- [The problem] Reply with the count of lines holding "large", nothing more.

- [Supplied records]
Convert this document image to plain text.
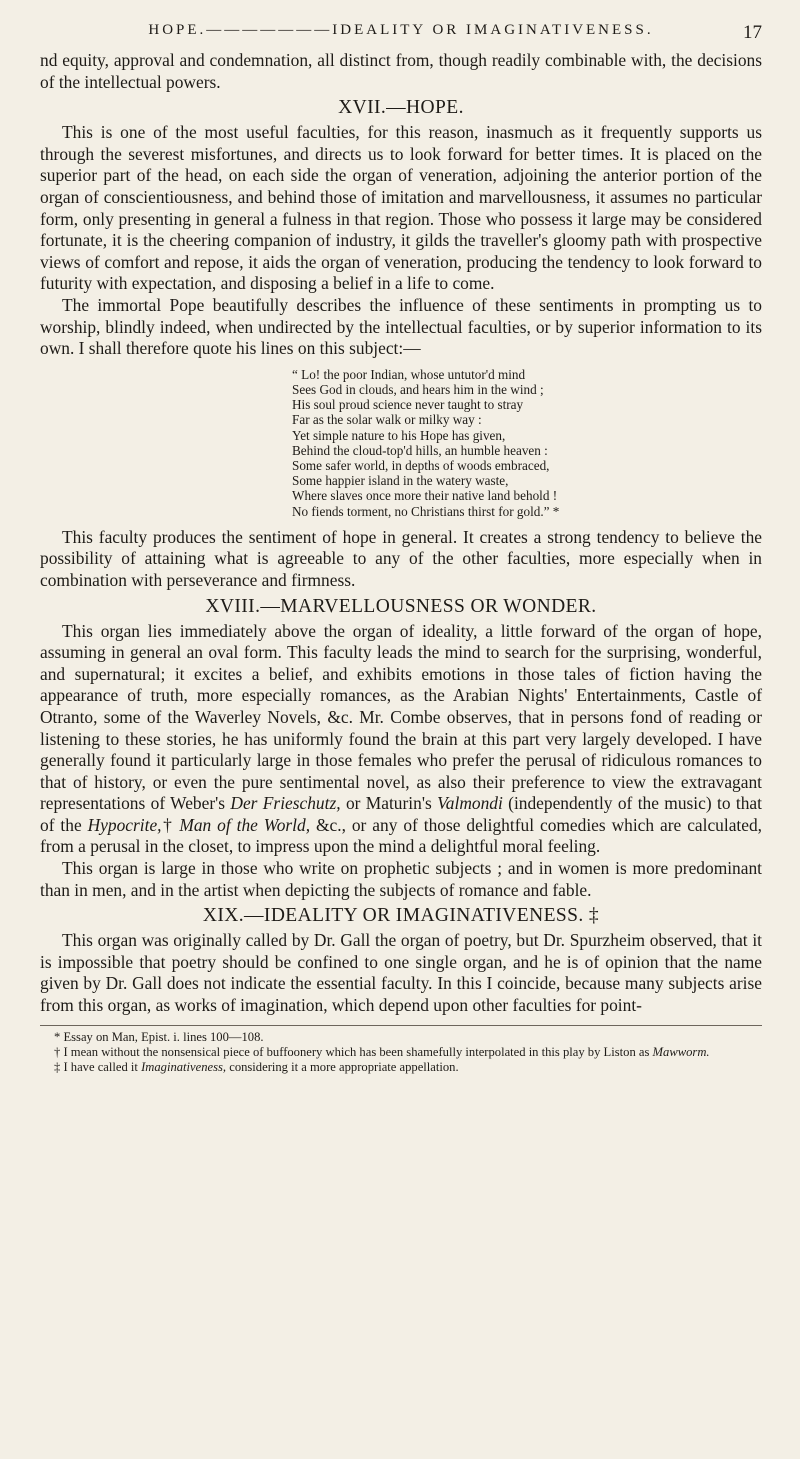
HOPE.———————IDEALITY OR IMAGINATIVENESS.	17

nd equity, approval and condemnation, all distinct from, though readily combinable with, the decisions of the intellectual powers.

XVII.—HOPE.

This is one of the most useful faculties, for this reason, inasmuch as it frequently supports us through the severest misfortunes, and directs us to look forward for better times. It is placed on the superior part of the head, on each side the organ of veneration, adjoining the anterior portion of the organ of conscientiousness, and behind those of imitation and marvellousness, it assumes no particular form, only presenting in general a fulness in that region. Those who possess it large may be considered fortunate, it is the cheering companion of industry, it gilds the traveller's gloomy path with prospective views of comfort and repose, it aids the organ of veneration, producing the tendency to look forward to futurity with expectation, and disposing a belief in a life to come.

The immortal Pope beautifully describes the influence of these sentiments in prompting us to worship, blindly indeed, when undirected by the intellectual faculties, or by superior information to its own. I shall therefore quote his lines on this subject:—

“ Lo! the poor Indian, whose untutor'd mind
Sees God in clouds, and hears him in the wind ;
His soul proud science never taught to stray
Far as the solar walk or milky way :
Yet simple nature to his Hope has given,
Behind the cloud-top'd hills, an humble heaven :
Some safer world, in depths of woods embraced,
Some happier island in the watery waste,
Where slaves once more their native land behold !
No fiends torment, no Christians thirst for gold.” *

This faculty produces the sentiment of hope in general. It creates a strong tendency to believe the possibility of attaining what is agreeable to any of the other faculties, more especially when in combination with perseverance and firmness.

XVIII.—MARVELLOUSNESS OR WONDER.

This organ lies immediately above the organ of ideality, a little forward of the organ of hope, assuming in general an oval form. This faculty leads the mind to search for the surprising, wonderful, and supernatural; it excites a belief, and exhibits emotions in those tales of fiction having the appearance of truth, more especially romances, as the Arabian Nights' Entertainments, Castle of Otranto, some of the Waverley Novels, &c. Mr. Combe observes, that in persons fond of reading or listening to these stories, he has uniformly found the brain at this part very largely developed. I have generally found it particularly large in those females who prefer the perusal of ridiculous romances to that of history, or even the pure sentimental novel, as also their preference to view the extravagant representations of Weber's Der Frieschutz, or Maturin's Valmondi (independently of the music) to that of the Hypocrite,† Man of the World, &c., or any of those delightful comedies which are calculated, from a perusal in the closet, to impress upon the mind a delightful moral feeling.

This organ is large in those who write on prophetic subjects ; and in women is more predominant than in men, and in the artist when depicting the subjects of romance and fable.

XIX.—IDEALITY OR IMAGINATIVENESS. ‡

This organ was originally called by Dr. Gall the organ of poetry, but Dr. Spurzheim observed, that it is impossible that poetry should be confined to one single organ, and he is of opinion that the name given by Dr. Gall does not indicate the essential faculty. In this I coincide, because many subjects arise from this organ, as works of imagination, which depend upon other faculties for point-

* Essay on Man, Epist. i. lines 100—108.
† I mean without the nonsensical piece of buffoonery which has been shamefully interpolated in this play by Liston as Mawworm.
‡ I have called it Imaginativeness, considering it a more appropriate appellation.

==

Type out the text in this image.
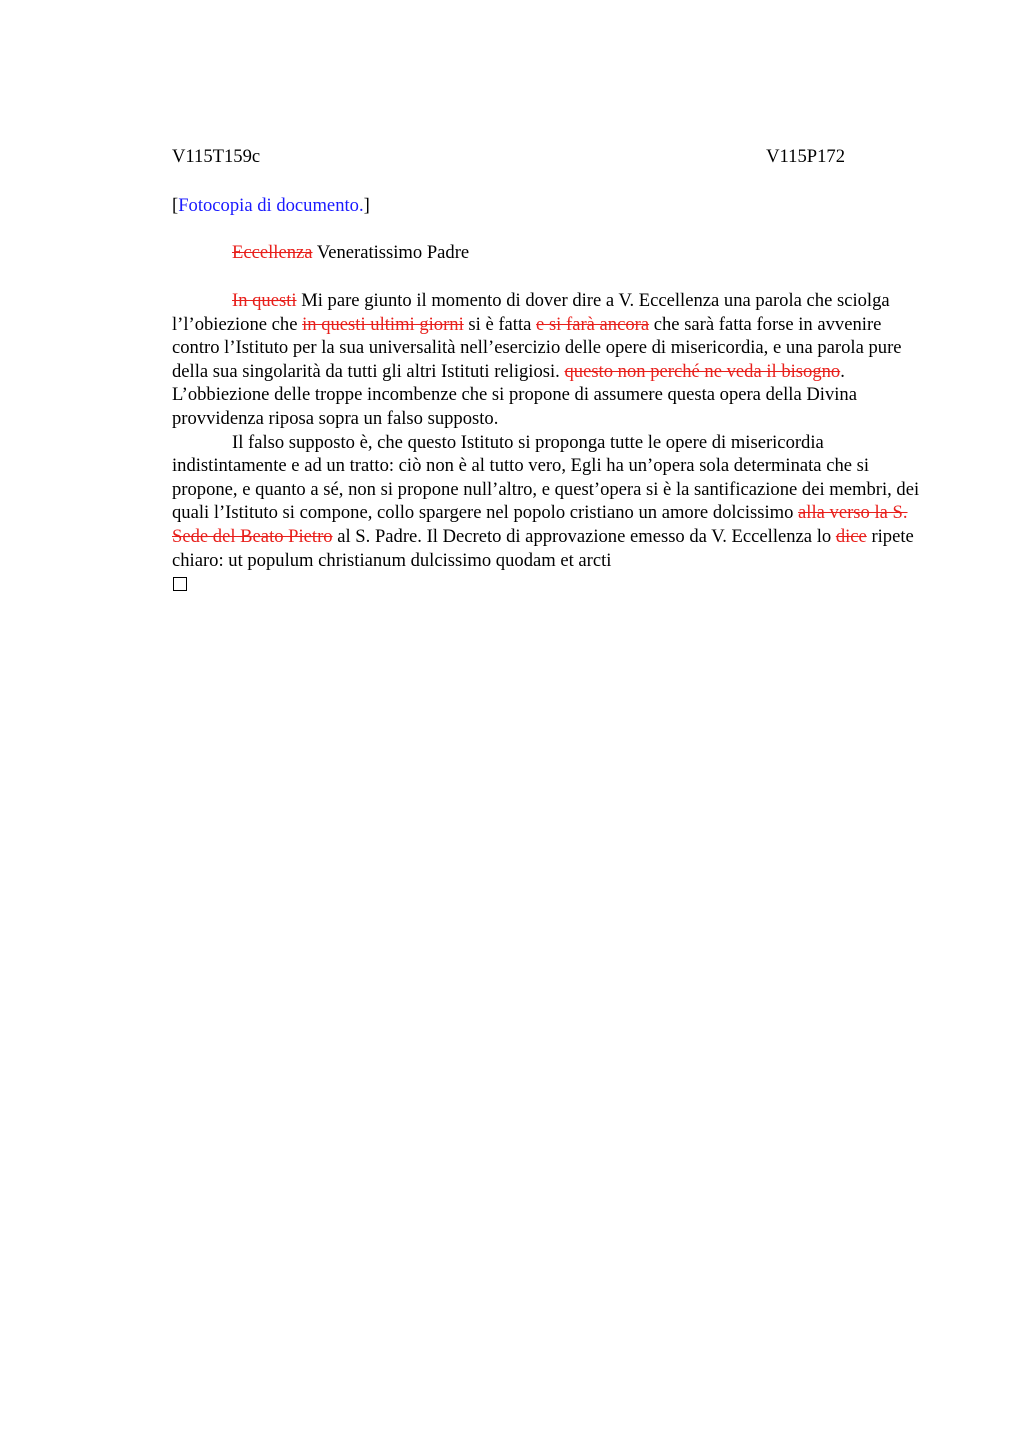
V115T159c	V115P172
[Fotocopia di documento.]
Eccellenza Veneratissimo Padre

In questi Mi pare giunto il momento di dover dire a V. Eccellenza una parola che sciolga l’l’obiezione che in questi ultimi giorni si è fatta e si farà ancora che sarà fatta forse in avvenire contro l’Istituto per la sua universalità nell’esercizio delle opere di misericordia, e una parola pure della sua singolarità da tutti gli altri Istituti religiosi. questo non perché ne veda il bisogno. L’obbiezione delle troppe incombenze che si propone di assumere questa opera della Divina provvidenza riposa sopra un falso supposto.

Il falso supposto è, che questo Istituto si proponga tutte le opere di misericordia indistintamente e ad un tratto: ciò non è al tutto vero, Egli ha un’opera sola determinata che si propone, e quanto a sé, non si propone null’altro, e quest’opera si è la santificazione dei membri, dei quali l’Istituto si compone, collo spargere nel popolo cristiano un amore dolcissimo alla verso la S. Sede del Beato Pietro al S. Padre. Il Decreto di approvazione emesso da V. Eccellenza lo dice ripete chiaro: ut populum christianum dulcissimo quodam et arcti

* * *

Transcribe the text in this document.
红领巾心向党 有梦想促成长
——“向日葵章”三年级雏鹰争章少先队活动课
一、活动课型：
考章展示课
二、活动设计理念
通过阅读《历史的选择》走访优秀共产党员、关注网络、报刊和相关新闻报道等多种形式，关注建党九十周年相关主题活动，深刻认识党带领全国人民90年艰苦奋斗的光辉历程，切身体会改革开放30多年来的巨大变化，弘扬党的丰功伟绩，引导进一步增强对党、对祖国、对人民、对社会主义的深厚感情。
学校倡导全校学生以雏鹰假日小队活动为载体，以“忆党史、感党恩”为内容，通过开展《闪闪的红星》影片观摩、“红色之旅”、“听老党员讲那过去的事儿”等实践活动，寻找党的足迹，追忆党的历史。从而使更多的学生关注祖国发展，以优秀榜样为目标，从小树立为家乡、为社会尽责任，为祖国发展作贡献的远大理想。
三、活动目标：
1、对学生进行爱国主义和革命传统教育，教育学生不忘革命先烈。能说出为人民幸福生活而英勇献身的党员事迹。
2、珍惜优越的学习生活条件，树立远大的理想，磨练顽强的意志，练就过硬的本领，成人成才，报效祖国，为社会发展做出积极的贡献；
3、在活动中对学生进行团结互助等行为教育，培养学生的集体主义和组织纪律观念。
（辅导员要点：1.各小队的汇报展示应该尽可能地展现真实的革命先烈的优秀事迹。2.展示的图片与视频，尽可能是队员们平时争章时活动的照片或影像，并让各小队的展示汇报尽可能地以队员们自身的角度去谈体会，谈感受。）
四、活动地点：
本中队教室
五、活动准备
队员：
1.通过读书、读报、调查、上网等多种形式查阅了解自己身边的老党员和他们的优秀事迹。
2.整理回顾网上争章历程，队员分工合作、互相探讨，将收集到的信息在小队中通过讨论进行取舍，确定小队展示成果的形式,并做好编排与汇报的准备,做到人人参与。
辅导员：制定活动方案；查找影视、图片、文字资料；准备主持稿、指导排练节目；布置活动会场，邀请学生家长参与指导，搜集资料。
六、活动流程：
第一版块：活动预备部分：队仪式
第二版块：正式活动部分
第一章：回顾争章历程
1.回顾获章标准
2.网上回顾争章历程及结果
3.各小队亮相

- [Reply] 3